BEGIN Available records

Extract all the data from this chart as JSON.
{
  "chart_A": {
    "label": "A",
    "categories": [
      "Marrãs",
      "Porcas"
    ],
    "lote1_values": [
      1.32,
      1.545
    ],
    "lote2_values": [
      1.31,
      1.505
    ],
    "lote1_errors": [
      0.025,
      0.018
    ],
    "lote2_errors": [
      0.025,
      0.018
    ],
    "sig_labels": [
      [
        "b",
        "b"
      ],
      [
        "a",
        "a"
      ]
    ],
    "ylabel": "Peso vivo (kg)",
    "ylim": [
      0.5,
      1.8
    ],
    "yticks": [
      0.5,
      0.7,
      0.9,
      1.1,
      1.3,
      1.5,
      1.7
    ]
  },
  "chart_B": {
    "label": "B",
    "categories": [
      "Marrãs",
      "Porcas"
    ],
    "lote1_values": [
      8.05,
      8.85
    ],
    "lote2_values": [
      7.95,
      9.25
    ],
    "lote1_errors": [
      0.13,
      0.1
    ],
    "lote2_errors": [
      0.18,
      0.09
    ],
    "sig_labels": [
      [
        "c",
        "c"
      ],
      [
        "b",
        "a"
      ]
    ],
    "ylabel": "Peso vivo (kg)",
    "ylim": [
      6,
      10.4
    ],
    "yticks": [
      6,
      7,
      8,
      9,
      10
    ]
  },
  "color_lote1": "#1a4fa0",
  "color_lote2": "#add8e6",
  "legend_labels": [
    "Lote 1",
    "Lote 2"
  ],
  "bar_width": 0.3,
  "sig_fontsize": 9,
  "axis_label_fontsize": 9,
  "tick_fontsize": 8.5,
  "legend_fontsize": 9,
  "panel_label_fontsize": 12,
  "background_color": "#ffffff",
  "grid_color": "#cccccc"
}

END Available records

* What you are asked to do:
Write out every line of the material again, exactly as it reads.

* Exercise solution:
Extract all the data from this chart as JSON.
{
  "chart_A": {
    "label": "A",
    "categories": [
      "Marrãs",
      "Porcas"
    ],
    "lote1_values": [
      1.32,
      1.545
    ],
    "lote2_values": [
      1.31,
      1.505
    ],
    "lote1_errors": [
      0.025,
      0.018
    ],
    "lote2_errors": [
      0.025,
      0.018
    ],
    "sig_labels": [
      [
        "b",
        "b"
      ],
      [
        "a",
        "a"
      ]
    ],
    "ylabel": "Peso vivo (kg)",
    "ylim": [
      0.5,
      1.8
    ],
    "yticks": [
      0.5,
      0.7,
      0.9,
      1.1,
      1.3,
      1.5,
      1.7
    ]
  },
  "chart_B": {
    "label": "B",
    "categories": [
      "Marrãs",
      "Porcas"
    ],
    "lote1_values": [
      8.05,
      8.85
    ],
    "lote2_values": [
      7.95,
      9.25
    ],
    "lote1_errors": [
      0.13,
      0.1
    ],
    "lote2_errors": [
      0.18,
      0.09
    ],
    "sig_labels": [
      [
        "c",
        "c"
      ],
      [
        "b",
        "a"
      ]
    ],
    "ylabel": "Peso vivo (kg)",
    "ylim": [
      6,
      10.4
    ],
    "yticks": [
      6,
      7,
      8,
      9,
      10
    ]
  },
  "color_lote1": "#1a4fa0",
  "color_lote2": "#add8e6",
  "legend_labels": [
    "Lote 1",
    "Lote 2"
  ],
  "bar_width": 0.3,
  "sig_fontsize": 9,
  "axis_label_fontsize": 9,
  "tick_fontsize": 8.5,
  "legend_fontsize": 9,
  "panel_label_fontsize": 12,
  "background_color": "#ffffff",
  "grid_color": "#cccccc"
}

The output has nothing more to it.